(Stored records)
──────────
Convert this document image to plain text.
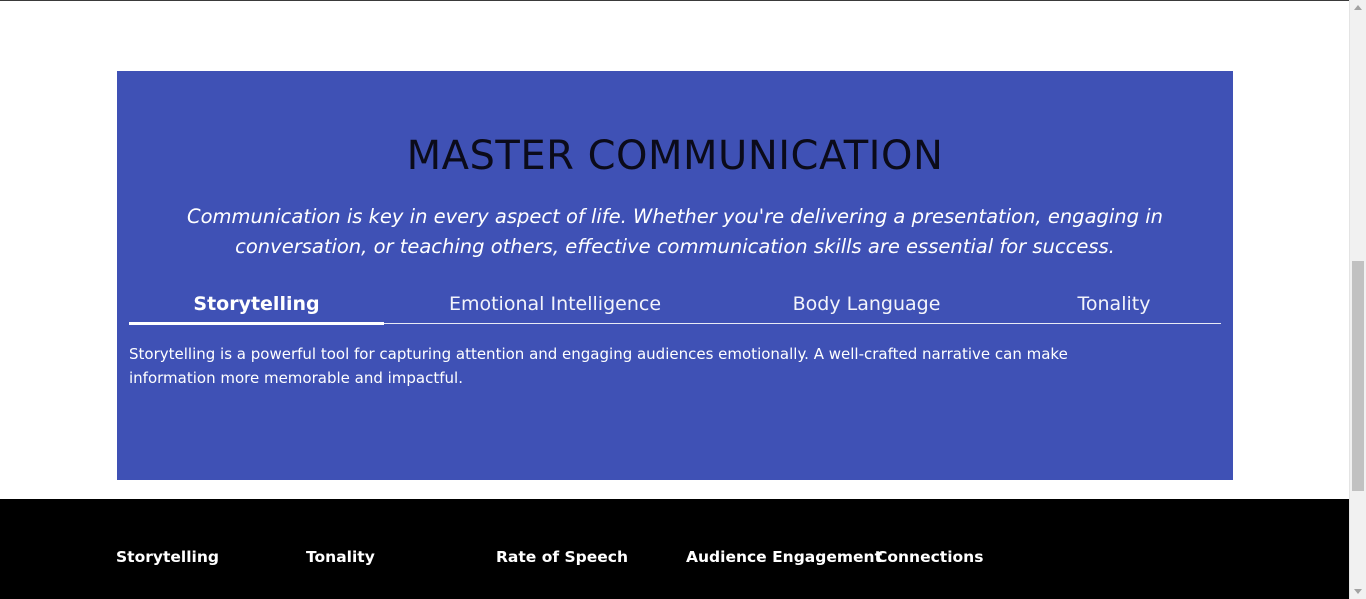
MASTER COMMUNICATION

Communication is key in every aspect of life. Whether you're delivering a presentation, engaging in conversation, or teaching others, effective communication skills are essential for success.

Storytelling	Emotional Intelligence	Body Language	Tonality

Storytelling is a powerful tool for capturing attention and engaging audiences emotionally. A well-crafted narrative can make information more memorable and impactful.

Storytelling	Tonality	Rate of Speech	Audience Engagement
Connections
──────────
▶ _WORK INSTRUCTIONS_
Exclude the pictures, and transcribe all of the material exactly.

▶ _SOLUTION TO THIS PROBLEM_
Convert this document image to plain text.
MASTER COMMUNICATION

Communication is key in every aspect of life. Whether you're delivering a presentation, engaging in conversation, or teaching others, effective communication skills are essential for success.

Storytelling	Emotional Intelligence	Body Language	Tonality

Storytelling is a powerful tool for capturing attention and engaging audiences emotionally. A well-crafted narrative can make information more memorable and impactful.

Storytelling	Tonality	Rate of Speech	Audience Engagement
Connections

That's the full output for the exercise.